___ RECORDED DATA ___
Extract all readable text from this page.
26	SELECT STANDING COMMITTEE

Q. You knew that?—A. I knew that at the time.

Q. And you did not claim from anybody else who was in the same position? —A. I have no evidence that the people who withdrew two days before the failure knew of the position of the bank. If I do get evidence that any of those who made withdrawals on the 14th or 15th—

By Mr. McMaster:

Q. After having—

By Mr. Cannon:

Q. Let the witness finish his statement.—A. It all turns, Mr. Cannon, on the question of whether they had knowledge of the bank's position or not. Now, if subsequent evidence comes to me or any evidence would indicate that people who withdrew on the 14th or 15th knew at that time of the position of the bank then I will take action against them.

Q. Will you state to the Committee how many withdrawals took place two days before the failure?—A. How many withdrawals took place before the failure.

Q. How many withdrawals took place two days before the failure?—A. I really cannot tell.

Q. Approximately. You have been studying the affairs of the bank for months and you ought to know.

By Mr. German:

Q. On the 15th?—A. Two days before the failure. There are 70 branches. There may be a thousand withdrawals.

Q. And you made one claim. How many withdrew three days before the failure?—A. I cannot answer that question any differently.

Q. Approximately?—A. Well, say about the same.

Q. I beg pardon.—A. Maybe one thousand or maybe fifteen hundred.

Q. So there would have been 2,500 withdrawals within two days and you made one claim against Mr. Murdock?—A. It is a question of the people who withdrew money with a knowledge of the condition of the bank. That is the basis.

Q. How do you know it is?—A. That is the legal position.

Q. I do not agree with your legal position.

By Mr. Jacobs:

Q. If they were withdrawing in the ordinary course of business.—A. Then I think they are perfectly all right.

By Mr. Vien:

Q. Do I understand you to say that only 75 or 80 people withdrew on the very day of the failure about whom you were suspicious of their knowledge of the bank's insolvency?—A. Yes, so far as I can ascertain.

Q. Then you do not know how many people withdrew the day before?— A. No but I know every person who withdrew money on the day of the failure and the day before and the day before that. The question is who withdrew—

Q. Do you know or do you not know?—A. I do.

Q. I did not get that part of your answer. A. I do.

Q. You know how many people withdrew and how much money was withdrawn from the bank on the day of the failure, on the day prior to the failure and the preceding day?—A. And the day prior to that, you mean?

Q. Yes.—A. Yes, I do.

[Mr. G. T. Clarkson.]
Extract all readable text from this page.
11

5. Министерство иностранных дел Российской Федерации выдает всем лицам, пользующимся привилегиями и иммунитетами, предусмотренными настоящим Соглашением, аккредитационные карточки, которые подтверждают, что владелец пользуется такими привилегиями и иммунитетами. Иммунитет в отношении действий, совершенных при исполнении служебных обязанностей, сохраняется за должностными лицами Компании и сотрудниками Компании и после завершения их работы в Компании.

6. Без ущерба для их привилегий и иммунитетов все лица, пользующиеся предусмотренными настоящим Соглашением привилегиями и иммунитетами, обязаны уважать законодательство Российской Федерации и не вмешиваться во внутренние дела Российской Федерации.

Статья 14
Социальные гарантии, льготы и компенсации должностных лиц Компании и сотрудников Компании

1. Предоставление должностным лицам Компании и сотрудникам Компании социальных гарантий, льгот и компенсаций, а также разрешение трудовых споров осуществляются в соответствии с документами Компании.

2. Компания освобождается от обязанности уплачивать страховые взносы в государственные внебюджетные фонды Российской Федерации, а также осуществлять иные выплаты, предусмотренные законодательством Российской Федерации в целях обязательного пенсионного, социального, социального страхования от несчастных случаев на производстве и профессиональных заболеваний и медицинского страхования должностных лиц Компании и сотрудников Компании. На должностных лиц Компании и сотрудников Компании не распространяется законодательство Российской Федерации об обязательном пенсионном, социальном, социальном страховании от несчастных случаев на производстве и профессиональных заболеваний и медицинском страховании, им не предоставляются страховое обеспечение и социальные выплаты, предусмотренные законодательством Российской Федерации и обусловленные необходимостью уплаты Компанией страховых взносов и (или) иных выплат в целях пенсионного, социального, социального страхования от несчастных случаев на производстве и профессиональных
___
SET TASK
Transcribe the records above exactly as they appear.

RESPONSE TO THIS TASK
Extract all readable text from this page.
26	SELECT STANDING COMMITTEE

Q. You knew that?—A. I knew that at the time.

Q. And you did not claim from anybody else who was in the same position? —A. I have no evidence that the people who withdrew two days before the failure knew of the position of the bank. If I do get evidence that any of those who made withdrawals on the 14th or 15th—

By Mr. McMaster:

Q. After having—

By Mr. Cannon:

Q. Let the witness finish his statement.—A. It all turns, Mr. Cannon, on the question of whether they had knowledge of the bank's position or not. Now, if subsequent evidence comes to me or any evidence would indicate that people who withdrew on the 14th or 15th knew at that time of the position of the bank then I will take action against them.

Q. Will you state to the Committee how many withdrawals took place two days before the failure?—A. How many withdrawals took place before the failure.

Q. How many withdrawals took place two days before the failure?—A. I really cannot tell.

Q. Approximately. You have been studying the affairs of the bank for months and you ought to know.

By Mr. German:

Q. On the 15th?—A. Two days before the failure. There are 70 branches. There may be a thousand withdrawals.

Q. And you made one claim. How many withdrew three days before the failure?—A. I cannot answer that question any differently.

Q. Approximately?—A. Well, say about the same.

Q. I beg pardon.—A. Maybe one thousand or maybe fifteen hundred.

Q. So there would have been 2,500 withdrawals within two days and you made one claim against Mr. Murdock?—A. It is a question of the people who withdrew money with a knowledge of the condition of the bank. That is the basis.

Q. How do you know it is?—A. That is the legal position.

Q. I do not agree with your legal position.

By Mr. Jacobs:

Q. If they were withdrawing in the ordinary course of business.—A. Then I think they are perfectly all right.

By Mr. Vien:

Q. Do I understand you to say that only 75 or 80 people withdrew on the very day of the failure about whom you were suspicious of their knowledge of the bank's insolvency?—A. Yes, so far as I can ascertain.

Q. Then you do not know how many people withdrew the day before?— A. No but I know every person who withdrew money on the day of the failure and the day before and the day before that. The question is who withdrew—

Q. Do you know or do you not know?—A. I do.

Q. I did not get that part of your answer. A. I do.

Q. You know how many people withdrew and how much money was withdrawn from the bank on the day of the failure, on the day prior to the failure and the preceding day?—A. And the day prior to that, you mean?

Q. Yes.—A. Yes, I do.

[Mr. G. T. Clarkson.]
Extract all readable text from this page.
11

5. Министерство иностранных дел Российской Федерации выдает всем лицам, пользующимся привилегиями и иммунитетами, предусмотренными настоящим Соглашением, аккредитационные карточки, которые подтверждают, что владелец пользуется такими привилегиями и иммунитетами. Иммунитет в отношении действий, совершенных при исполнении служебных обязанностей, сохраняется за должностными лицами Компании и сотрудниками Компании и после завершения их работы в Компании.

6. Без ущерба для их привилегий и иммунитетов все лица, пользующиеся предусмотренными настоящим Соглашением привилегиями и иммунитетами, обязаны уважать законодательство Российской Федерации и не вмешиваться во внутренние дела Российской Федерации.

Статья 14
Социальные гарантии, льготы и компенсации должностных лиц Компании и сотрудников Компании

1. Предоставление должностным лицам Компании и сотрудникам Компании социальных гарантий, льгот и компенсаций, а также разрешение трудовых споров осуществляются в соответствии с документами Компании.

2. Компания освобождается от обязанности уплачивать страховые взносы в государственные внебюджетные фонды Российской Федерации, а также осуществлять иные выплаты, предусмотренные законодательством Российской Федерации в целях обязательного пенсионного, социального, социального страхования от несчастных случаев на производстве и профессиональных заболеваний и медицинского страхования должностных лиц Компании и сотрудников Компании. На должностных лиц Компании и сотрудников Компании не распространяется законодательство Российской Федерации об обязательном пенсионном, социальном, социальном страховании от несчастных случаев на производстве и профессиональных заболеваний и медицинском страховании, им не предоставляются страховое обеспечение и социальные выплаты, предусмотренные законодательством Российской Федерации и обусловленные необходимостью уплаты Компанией страховых взносов и (или) иных выплат в целях пенсионного, социального, социального страхования от несчастных случаев на производстве и профессиональных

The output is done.